== INFORMATION PROVIDED ==

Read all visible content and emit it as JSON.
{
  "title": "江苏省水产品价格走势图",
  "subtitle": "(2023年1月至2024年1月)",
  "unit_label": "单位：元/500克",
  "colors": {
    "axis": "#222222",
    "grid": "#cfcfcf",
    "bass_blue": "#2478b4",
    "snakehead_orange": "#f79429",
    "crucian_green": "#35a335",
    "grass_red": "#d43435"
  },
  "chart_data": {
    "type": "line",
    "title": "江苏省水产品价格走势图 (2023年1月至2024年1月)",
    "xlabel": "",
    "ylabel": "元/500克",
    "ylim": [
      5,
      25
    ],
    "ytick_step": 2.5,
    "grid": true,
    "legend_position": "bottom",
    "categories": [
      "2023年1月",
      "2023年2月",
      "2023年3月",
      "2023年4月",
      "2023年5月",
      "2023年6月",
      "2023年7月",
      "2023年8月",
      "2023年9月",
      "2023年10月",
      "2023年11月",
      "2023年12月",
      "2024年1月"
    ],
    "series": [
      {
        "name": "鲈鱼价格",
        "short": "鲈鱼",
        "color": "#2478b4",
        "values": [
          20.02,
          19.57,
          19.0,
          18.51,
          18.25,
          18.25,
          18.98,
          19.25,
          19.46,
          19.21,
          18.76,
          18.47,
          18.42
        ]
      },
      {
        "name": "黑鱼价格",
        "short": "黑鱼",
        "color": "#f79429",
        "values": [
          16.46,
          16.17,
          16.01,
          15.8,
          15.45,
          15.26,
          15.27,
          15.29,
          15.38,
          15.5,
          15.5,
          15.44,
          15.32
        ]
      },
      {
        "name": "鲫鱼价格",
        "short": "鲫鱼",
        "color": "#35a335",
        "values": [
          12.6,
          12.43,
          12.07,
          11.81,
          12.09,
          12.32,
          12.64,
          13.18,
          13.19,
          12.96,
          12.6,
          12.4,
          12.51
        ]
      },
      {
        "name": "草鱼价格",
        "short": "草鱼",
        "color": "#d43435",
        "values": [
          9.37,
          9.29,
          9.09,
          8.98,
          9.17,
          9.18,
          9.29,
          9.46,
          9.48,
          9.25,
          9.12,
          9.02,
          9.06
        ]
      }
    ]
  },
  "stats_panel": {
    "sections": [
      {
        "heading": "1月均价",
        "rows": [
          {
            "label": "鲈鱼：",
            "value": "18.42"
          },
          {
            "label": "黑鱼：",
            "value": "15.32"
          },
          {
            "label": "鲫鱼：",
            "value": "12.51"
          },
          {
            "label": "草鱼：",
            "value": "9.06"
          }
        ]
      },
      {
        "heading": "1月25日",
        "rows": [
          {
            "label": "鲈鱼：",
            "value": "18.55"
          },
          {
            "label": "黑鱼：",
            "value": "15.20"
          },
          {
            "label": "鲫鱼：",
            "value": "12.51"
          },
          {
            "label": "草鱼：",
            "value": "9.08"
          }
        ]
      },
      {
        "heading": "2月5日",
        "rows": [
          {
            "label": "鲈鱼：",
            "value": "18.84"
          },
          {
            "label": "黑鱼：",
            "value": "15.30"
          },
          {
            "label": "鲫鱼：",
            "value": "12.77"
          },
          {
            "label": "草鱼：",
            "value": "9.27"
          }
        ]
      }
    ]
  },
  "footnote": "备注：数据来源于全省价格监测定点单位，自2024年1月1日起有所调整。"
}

===

:: WHAT IS REQUIRED ::
Each entry must be reproduced verbatim.

:: SOLUTION FOR THIS EXERCISE ::
Read all visible content and emit it as JSON.
{
  "title": "江苏省水产品价格走势图",
  "subtitle": "(2023年1月至2024年1月)",
  "unit_label": "单位：元/500克",
  "colors": {
    "axis": "#222222",
    "grid": "#cfcfcf",
    "bass_blue": "#2478b4",
    "snakehead_orange": "#f79429",
    "crucian_green": "#35a335",
    "grass_red": "#d43435"
  },
  "chart_data": {
    "type": "line",
    "title": "江苏省水产品价格走势图 (2023年1月至2024年1月)",
    "xlabel": "",
    "ylabel": "元/500克",
    "ylim": [
      5,
      25
    ],
    "ytick_step": 2.5,
    "grid": true,
    "legend_position": "bottom",
    "categories": [
      "2023年1月",
      "2023年2月",
      "2023年3月",
      "2023年4月",
      "2023年5月",
      "2023年6月",
      "2023年7月",
      "2023年8月",
      "2023年9月",
      "2023年10月",
      "2023年11月",
      "2023年12月",
      "2024年1月"
    ],
    "series": [
      {
        "name": "鲈鱼价格",
        "short": "鲈鱼",
        "color": "#2478b4",
        "values": [
          20.02,
          19.57,
          19.0,
          18.51,
          18.25,
          18.25,
          18.98,
          19.25,
          19.46,
          19.21,
          18.76,
          18.47,
          18.42
        ]
      },
      {
        "name": "黑鱼价格",
        "short": "黑鱼",
        "color": "#f79429",
        "values": [
          16.46,
          16.17,
          16.01,
          15.8,
          15.45,
          15.26,
          15.27,
          15.29,
          15.38,
          15.5,
          15.5,
          15.44,
          15.32
        ]
      },
      {
        "name": "鲫鱼价格",
        "short": "鲫鱼",
        "color": "#35a335",
        "values": [
          12.6,
          12.43,
          12.07,
          11.81,
          12.09,
          12.32,
          12.64,
          13.18,
          13.19,
          12.96,
          12.6,
          12.4,
          12.51
        ]
      },
      {
        "name": "草鱼价格",
        "short": "草鱼",
        "color": "#d43435",
        "values": [
          9.37,
          9.29,
          9.09,
          8.98,
          9.17,
          9.18,
          9.29,
          9.46,
          9.48,
          9.25,
          9.12,
          9.02,
          9.06
        ]
      }
    ]
  },
  "stats_panel": {
    "sections": [
      {
        "heading": "1月均价",
        "rows": [
          {
            "label": "鲈鱼：",
            "value": "18.42"
          },
          {
            "label": "黑鱼：",
            "value": "15.32"
          },
          {
            "label": "鲫鱼：",
            "value": "12.51"
          },
          {
            "label": "草鱼：",
            "value": "9.06"
          }
        ]
      },
      {
        "heading": "1月25日",
        "rows": [
          {
            "label": "鲈鱼：",
            "value": "18.55"
          },
          {
            "label": "黑鱼：",
            "value": "15.20"
          },
          {
            "label": "鲫鱼：",
            "value": "12.51"
          },
          {
            "label": "草鱼：",
            "value": "9.08"
          }
        ]
      },
      {
        "heading": "2月5日",
        "rows": [
          {
            "label": "鲈鱼：",
            "value": "18.84"
          },
          {
            "label": "黑鱼：",
            "value": "15.30"
          },
          {
            "label": "鲫鱼：",
            "value": "12.77"
          },
          {
            "label": "草鱼：",
            "value": "9.27"
          }
        ]
      }
    ]
  },
  "footnote": "备注：数据来源于全省价格监测定点单位，自2024年1月1日起有所调整。"
}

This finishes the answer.